── DATA FOR PROCESSING ──
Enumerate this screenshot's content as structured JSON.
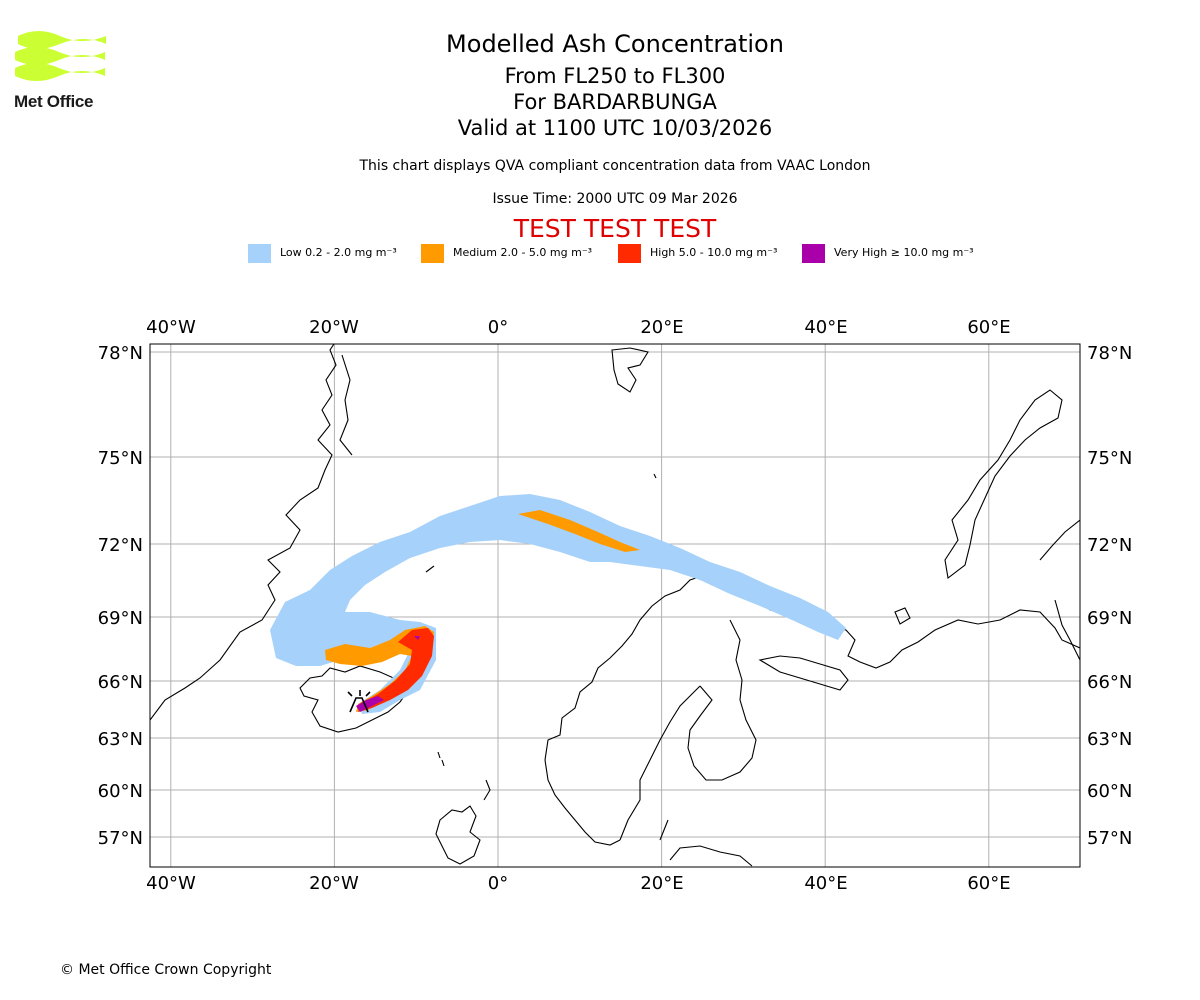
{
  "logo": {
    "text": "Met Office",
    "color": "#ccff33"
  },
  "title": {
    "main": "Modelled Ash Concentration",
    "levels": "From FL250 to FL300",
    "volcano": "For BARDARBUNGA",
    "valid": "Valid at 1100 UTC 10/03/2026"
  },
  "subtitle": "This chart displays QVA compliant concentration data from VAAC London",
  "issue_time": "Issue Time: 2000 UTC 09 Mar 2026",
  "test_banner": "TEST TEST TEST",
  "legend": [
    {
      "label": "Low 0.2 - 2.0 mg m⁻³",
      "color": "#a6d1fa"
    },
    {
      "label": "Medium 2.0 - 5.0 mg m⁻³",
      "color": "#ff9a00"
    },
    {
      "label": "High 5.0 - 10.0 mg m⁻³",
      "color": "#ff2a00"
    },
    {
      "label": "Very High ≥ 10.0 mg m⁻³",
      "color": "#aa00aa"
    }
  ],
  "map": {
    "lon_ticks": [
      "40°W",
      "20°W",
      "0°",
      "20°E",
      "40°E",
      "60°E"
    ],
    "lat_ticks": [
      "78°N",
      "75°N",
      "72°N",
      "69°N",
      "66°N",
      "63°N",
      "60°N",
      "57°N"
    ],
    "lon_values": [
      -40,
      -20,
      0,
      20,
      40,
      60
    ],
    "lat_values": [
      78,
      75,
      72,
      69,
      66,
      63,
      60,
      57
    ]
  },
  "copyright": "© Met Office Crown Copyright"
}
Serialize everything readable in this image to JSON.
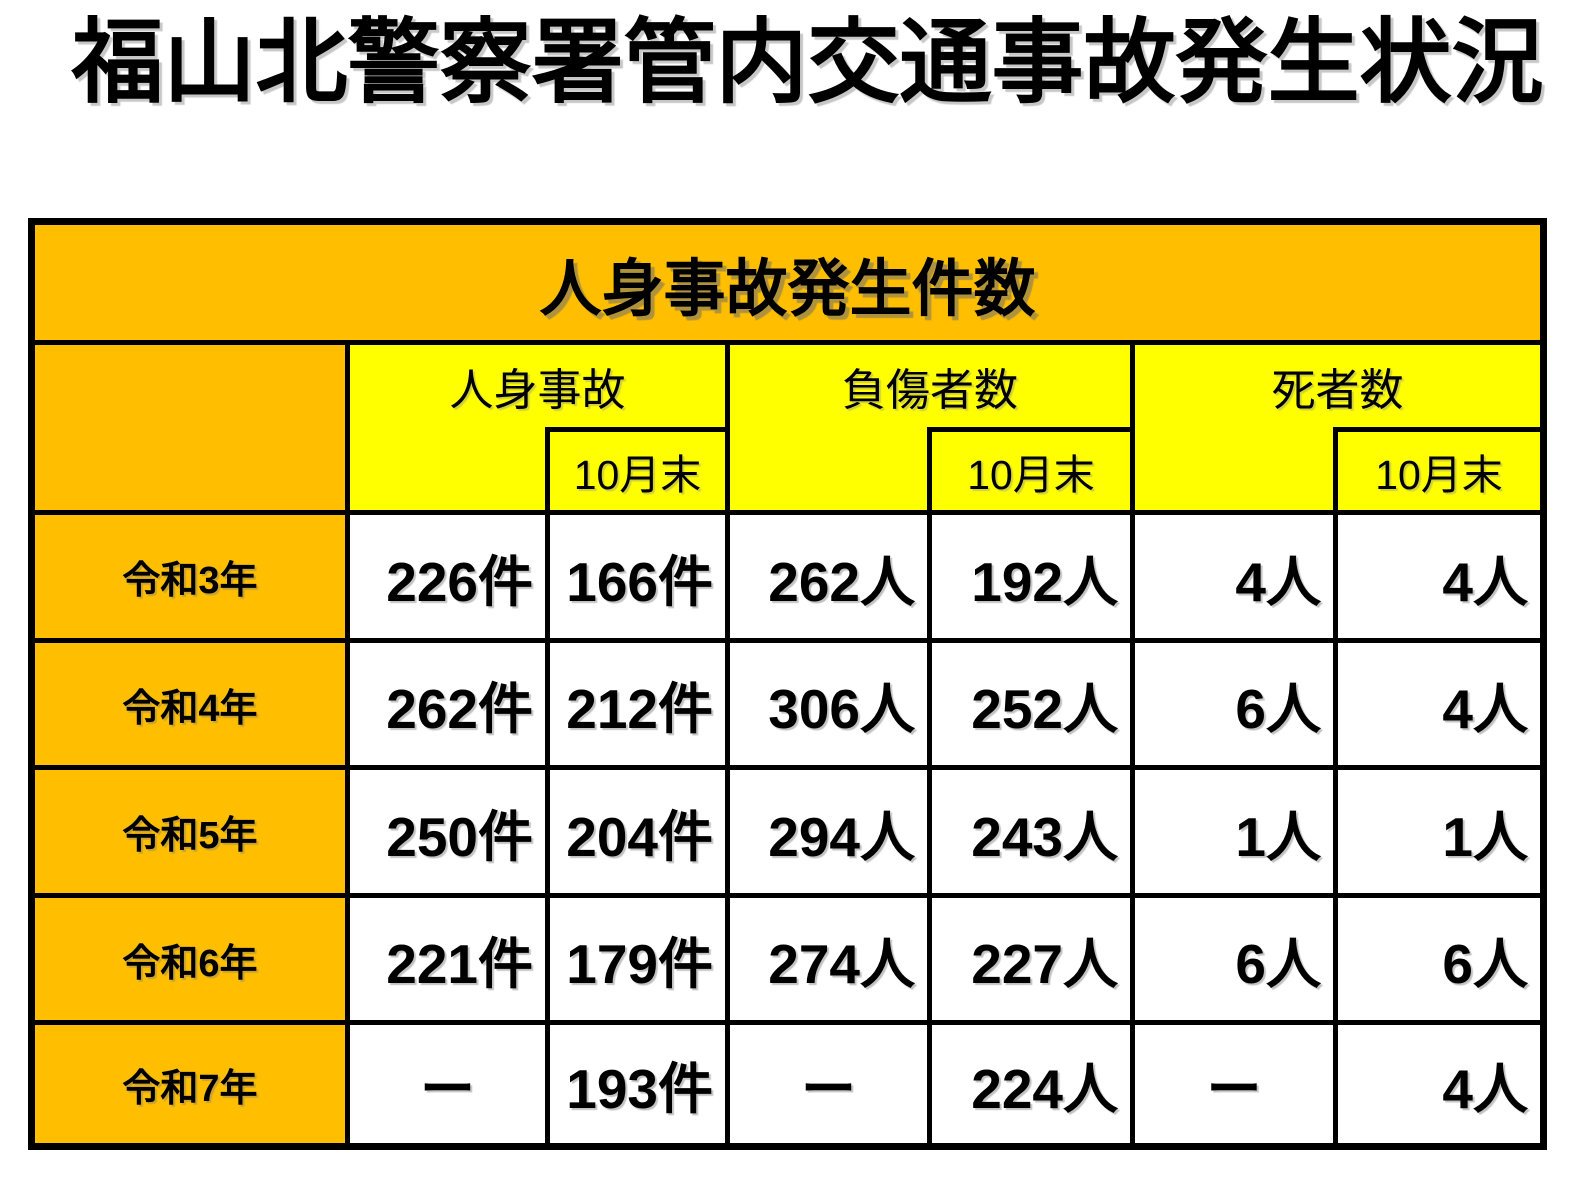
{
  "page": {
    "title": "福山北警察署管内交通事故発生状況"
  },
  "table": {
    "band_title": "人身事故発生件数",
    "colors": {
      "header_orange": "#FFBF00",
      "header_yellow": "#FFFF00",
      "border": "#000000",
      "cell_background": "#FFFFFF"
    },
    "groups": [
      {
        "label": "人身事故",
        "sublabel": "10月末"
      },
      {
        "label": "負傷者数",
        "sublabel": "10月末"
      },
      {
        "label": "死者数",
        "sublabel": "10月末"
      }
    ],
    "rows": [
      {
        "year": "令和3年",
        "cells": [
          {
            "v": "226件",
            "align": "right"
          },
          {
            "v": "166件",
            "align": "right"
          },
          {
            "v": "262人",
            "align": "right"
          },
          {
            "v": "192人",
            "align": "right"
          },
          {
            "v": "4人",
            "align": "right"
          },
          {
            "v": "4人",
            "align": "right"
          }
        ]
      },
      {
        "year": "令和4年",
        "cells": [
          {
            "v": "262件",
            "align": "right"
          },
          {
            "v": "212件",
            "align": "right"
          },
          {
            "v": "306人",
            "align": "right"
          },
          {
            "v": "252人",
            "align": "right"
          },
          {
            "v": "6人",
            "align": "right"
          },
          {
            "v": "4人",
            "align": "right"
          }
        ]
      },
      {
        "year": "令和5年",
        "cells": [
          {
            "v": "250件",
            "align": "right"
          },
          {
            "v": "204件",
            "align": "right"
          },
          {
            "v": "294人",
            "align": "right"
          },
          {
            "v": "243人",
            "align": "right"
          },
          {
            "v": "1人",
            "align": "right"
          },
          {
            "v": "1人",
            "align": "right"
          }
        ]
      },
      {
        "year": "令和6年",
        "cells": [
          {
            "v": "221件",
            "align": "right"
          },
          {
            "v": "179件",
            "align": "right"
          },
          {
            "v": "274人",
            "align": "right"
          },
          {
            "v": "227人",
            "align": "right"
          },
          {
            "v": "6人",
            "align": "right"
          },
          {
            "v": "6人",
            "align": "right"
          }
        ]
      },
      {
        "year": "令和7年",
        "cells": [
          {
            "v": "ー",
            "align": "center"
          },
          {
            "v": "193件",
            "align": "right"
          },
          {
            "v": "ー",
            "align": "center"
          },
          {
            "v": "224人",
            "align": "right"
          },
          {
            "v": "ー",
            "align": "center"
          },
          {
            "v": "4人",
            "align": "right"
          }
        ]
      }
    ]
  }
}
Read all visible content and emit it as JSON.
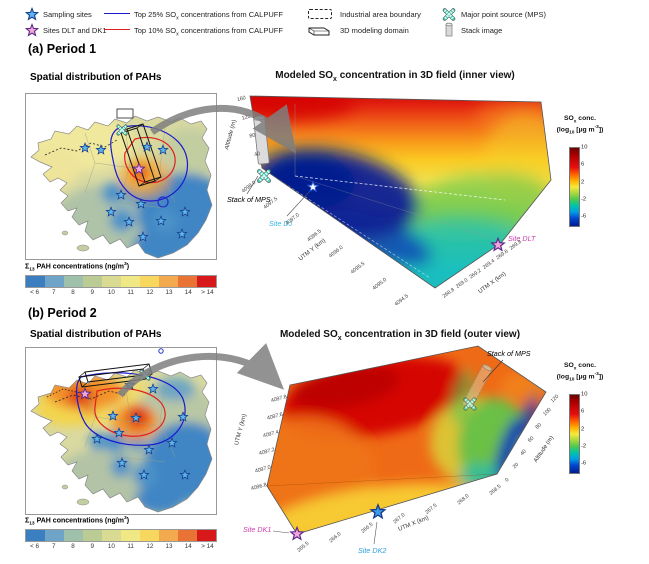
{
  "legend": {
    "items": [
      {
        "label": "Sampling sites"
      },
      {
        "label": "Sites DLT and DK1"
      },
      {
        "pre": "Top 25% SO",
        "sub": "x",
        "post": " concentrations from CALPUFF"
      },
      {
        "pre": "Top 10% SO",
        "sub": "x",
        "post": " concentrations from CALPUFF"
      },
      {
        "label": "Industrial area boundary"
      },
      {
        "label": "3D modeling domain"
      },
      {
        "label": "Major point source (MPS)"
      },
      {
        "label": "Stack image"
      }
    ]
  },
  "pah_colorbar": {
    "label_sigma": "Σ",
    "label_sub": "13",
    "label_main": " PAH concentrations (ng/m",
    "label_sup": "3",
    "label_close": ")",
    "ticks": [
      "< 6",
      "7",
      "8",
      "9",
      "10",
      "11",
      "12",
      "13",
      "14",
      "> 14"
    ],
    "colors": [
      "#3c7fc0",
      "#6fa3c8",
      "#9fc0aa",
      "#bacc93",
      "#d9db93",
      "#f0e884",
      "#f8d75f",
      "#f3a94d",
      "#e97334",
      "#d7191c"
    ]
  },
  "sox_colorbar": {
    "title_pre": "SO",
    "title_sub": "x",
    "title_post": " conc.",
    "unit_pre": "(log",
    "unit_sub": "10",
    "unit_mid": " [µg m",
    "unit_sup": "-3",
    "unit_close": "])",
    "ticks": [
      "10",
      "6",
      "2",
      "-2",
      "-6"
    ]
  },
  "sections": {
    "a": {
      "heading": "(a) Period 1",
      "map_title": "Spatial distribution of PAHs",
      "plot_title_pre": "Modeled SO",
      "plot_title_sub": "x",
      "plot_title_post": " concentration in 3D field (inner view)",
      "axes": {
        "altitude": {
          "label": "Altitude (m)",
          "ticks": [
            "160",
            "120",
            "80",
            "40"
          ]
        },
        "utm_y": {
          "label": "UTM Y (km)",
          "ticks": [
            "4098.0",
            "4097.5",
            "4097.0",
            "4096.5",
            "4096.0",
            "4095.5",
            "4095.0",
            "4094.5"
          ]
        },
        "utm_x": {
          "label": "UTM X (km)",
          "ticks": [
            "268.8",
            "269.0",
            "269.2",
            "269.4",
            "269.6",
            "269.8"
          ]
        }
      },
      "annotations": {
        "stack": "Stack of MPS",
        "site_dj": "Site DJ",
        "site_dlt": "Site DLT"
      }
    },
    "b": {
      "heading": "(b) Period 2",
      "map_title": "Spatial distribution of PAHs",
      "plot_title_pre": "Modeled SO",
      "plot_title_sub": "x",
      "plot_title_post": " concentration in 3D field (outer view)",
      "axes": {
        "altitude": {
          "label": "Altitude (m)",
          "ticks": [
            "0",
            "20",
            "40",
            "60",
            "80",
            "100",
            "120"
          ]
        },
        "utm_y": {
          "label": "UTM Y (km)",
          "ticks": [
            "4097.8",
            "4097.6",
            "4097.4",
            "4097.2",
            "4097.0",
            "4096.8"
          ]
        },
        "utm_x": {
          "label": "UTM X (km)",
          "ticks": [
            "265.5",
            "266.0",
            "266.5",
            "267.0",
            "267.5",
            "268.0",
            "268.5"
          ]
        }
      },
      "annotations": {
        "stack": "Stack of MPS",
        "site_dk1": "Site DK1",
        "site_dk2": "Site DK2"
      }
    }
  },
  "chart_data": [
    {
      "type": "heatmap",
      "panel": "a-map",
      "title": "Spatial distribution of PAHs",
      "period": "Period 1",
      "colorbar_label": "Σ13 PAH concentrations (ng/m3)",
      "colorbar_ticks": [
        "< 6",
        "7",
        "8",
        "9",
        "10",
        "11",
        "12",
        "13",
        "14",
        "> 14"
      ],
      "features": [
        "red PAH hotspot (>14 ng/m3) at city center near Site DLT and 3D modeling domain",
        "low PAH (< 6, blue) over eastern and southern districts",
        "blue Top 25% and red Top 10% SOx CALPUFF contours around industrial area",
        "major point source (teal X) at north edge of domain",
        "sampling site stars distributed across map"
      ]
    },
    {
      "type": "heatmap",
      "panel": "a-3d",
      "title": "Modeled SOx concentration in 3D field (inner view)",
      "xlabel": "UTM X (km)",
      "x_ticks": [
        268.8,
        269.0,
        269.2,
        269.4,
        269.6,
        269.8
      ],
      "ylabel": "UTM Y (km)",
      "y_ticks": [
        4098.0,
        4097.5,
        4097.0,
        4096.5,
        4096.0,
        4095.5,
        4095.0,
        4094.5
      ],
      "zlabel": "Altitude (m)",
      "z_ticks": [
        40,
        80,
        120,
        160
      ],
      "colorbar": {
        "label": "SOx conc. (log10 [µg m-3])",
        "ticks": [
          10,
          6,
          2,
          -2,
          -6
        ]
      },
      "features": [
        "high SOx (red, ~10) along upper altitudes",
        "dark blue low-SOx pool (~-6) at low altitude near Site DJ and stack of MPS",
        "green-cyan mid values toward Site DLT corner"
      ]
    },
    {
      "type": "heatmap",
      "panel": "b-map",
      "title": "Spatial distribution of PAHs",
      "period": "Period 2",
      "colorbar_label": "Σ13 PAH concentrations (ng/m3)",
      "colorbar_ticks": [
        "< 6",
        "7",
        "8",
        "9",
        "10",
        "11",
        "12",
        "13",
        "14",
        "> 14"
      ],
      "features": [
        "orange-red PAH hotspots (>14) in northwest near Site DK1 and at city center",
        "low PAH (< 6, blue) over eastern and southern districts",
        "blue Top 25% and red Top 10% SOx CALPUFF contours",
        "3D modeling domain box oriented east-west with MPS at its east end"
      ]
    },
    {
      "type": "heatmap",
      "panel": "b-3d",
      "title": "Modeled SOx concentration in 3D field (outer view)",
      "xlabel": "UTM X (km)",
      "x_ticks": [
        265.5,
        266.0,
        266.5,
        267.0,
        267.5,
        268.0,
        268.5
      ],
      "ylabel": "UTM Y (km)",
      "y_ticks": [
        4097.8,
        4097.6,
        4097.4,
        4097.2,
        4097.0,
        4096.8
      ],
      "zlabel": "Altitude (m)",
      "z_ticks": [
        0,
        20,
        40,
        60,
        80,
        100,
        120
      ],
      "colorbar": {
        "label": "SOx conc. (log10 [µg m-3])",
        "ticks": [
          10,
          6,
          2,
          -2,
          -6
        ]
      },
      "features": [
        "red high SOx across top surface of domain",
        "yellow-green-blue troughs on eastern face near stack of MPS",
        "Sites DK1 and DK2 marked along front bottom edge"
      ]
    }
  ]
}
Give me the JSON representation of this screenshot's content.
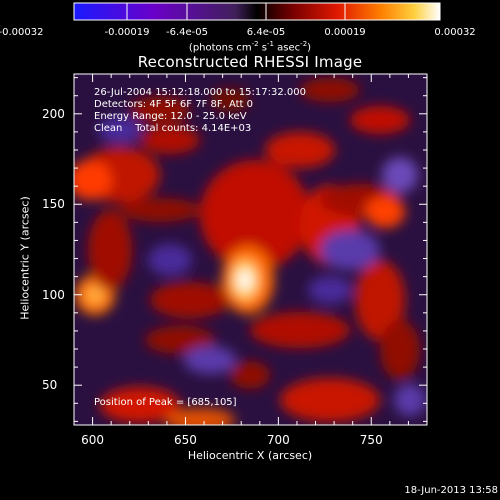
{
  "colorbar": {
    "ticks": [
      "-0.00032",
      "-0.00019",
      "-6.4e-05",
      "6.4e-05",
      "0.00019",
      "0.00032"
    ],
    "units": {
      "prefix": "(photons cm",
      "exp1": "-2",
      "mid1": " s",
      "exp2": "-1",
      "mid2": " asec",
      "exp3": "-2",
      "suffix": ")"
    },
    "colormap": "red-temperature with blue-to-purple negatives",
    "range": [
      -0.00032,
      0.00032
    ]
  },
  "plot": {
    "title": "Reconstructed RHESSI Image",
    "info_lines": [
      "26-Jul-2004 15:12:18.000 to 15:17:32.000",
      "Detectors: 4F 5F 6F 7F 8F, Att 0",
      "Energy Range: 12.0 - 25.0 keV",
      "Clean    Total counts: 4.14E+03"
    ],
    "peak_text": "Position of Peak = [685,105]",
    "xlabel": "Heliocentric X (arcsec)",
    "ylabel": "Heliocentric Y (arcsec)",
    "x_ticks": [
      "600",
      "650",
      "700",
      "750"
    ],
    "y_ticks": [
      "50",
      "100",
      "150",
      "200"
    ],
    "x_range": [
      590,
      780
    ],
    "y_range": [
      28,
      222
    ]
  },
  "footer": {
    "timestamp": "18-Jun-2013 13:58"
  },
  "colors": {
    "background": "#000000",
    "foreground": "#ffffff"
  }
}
───
PROBLEM DETAILS —
Pick out all the lines with the word "area" in them and copy them.

SOLUTION TO THIS PROBLEM —
        "label": "Industrial area boundary"
        "blue Top 25% and red Top 10% SOx CALPUFF contours around industrial area",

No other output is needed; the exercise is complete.